▶ **WRITTEN TASK**: Reproduce the data from the line with "List all visible" to the line with "enter-key[interactable] xyxy=(1017,629,1167,715)", replacing every "interactable" with "clickable" and changing nothing else, and leave the pictures out of your answer.

▶ **STORED DATA**:
* * *

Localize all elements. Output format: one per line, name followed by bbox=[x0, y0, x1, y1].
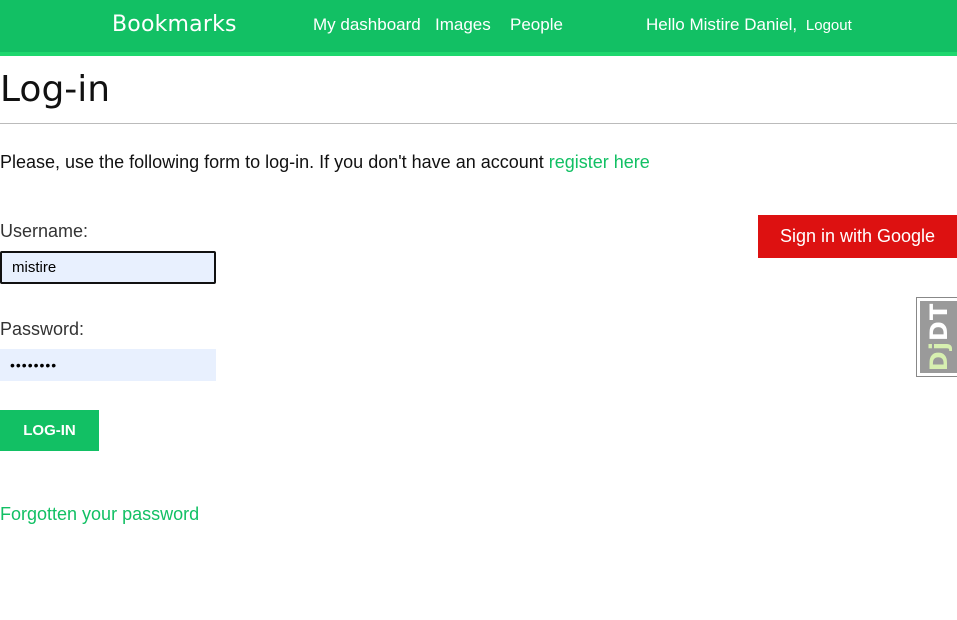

* * *

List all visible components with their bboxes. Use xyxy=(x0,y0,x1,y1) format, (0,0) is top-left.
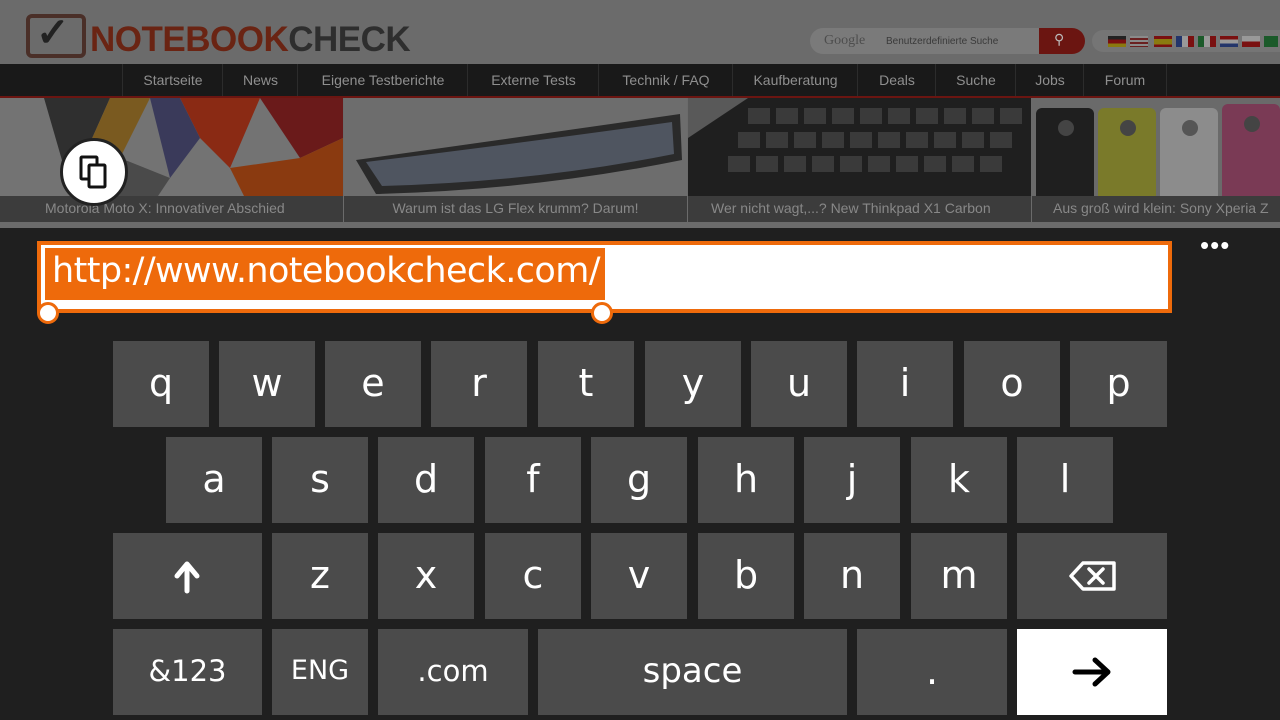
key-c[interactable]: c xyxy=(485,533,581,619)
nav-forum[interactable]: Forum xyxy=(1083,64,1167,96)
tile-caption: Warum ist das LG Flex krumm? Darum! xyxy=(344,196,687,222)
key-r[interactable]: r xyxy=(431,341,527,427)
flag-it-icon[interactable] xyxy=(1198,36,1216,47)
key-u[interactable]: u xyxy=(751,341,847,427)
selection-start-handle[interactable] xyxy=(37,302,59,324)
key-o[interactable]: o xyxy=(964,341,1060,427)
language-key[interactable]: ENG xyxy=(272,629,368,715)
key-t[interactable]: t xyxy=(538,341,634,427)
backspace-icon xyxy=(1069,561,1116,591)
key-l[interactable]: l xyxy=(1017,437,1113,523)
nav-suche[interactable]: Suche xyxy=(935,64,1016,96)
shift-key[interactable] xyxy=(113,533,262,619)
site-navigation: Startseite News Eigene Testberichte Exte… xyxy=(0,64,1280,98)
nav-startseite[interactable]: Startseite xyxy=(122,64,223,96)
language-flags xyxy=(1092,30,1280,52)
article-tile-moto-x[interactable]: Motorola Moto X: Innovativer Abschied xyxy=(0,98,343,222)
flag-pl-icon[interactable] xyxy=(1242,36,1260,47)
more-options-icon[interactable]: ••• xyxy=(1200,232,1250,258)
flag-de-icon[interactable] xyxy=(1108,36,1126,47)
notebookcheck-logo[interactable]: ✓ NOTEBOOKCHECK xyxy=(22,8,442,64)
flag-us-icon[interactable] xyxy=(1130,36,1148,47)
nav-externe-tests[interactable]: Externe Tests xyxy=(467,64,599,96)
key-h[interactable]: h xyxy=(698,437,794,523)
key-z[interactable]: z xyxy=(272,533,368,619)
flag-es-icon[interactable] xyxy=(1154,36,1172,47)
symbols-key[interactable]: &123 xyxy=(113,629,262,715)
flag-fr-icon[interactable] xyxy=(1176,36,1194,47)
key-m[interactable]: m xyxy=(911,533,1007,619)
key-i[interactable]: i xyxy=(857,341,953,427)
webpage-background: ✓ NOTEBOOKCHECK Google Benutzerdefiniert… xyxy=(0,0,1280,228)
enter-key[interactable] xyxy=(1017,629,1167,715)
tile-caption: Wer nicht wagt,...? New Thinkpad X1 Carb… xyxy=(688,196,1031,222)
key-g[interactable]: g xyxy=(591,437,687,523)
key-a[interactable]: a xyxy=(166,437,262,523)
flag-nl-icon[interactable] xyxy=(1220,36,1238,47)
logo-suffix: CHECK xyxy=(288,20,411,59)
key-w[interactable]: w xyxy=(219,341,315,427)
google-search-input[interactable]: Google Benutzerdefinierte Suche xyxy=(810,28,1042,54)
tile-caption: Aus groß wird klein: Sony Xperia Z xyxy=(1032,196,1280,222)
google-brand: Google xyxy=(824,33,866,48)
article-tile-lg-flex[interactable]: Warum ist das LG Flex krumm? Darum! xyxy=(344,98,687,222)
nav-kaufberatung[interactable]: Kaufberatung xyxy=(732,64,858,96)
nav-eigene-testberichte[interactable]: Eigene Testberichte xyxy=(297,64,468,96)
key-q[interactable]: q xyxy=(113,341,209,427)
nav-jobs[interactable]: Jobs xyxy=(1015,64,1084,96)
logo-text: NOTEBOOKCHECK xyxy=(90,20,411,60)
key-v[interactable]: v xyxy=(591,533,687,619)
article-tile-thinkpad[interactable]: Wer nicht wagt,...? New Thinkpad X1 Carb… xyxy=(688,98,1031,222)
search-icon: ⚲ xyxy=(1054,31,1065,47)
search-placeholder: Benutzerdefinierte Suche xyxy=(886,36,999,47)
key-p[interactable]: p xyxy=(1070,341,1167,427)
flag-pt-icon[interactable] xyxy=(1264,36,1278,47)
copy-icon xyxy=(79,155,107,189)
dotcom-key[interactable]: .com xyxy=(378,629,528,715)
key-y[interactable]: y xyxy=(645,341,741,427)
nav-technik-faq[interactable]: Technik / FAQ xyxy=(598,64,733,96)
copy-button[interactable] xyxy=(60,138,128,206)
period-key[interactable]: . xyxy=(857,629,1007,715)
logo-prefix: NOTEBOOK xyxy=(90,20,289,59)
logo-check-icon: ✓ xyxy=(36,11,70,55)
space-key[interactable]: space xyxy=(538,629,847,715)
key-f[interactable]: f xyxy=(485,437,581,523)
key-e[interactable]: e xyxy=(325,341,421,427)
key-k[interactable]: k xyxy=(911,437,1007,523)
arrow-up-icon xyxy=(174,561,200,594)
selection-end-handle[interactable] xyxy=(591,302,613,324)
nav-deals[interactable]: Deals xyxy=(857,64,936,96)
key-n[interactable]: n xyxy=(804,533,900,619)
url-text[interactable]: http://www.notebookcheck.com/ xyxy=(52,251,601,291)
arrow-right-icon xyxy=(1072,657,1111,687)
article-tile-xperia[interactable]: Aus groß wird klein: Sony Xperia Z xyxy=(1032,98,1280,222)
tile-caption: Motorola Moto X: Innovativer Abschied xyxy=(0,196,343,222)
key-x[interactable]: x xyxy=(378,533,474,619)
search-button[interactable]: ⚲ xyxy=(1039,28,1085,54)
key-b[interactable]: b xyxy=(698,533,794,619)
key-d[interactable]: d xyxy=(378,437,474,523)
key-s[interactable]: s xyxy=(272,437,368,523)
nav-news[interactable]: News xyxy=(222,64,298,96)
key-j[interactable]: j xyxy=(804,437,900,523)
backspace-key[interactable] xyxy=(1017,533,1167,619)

* * *

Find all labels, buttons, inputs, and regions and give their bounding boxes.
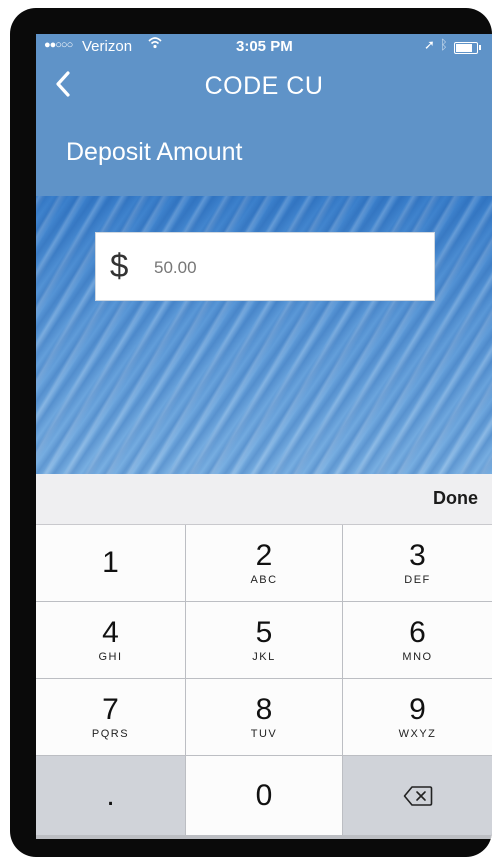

* * *

▶ **FULL SOLUTION**:
List all visible components with their bboxes. Use xyxy=(x0,y0,x1,y1) format, (0,0) is top-left.
key-c[clickable]: c xyxy=(485,533,581,619)
nav-forum[clickable]: Forum xyxy=(1083,64,1167,96)
tile-caption: Warum ist das LG Flex krumm? Darum! xyxy=(344,196,687,222)
key-r[clickable]: r xyxy=(431,341,527,427)
flag-it-icon[clickable] xyxy=(1198,36,1216,47)
key-u[clickable]: u xyxy=(751,341,847,427)
selection-start-handle[clickable] xyxy=(37,302,59,324)
key-o[clickable]: o xyxy=(964,341,1060,427)
language-key[clickable]: ENG xyxy=(272,629,368,715)
key-t[clickable]: t xyxy=(538,341,634,427)
backspace-icon xyxy=(1069,561,1116,591)
key-l[clickable]: l xyxy=(1017,437,1113,523)
nav-suche[clickable]: Suche xyxy=(935,64,1016,96)
shift-key[clickable] xyxy=(113,533,262,619)
site-navigation: Startseite News Eigene Testberichte Exte… xyxy=(0,64,1280,98)
nav-startseite[clickable]: Startseite xyxy=(122,64,223,96)
language-flags xyxy=(1092,30,1280,52)
article-tile-moto-x[clickable]: Motorola Moto X: Innovativer Abschied xyxy=(0,98,343,222)
flag-pl-icon[clickable] xyxy=(1242,36,1260,47)
more-options-icon[clickable]: ••• xyxy=(1200,232,1250,258)
flag-de-icon[clickable] xyxy=(1108,36,1126,47)
notebookcheck-logo[clickable]: ✓ NOTEBOOKCHECK xyxy=(22,8,442,64)
flag-us-icon[clickable] xyxy=(1130,36,1148,47)
nav-externe-tests[clickable]: Externe Tests xyxy=(467,64,599,96)
key-h[clickable]: h xyxy=(698,437,794,523)
key-z[clickable]: z xyxy=(272,533,368,619)
flag-es-icon[clickable] xyxy=(1154,36,1172,47)
symbols-key[clickable]: &123 xyxy=(113,629,262,715)
flag-fr-icon[clickable] xyxy=(1176,36,1194,47)
key-m[clickable]: m xyxy=(911,533,1007,619)
key-i[clickable]: i xyxy=(857,341,953,427)
webpage-background: ✓ NOTEBOOKCHECK Google Benutzerdefiniert… xyxy=(0,0,1280,228)
enter-key[clickable] xyxy=(1017,629,1167,715)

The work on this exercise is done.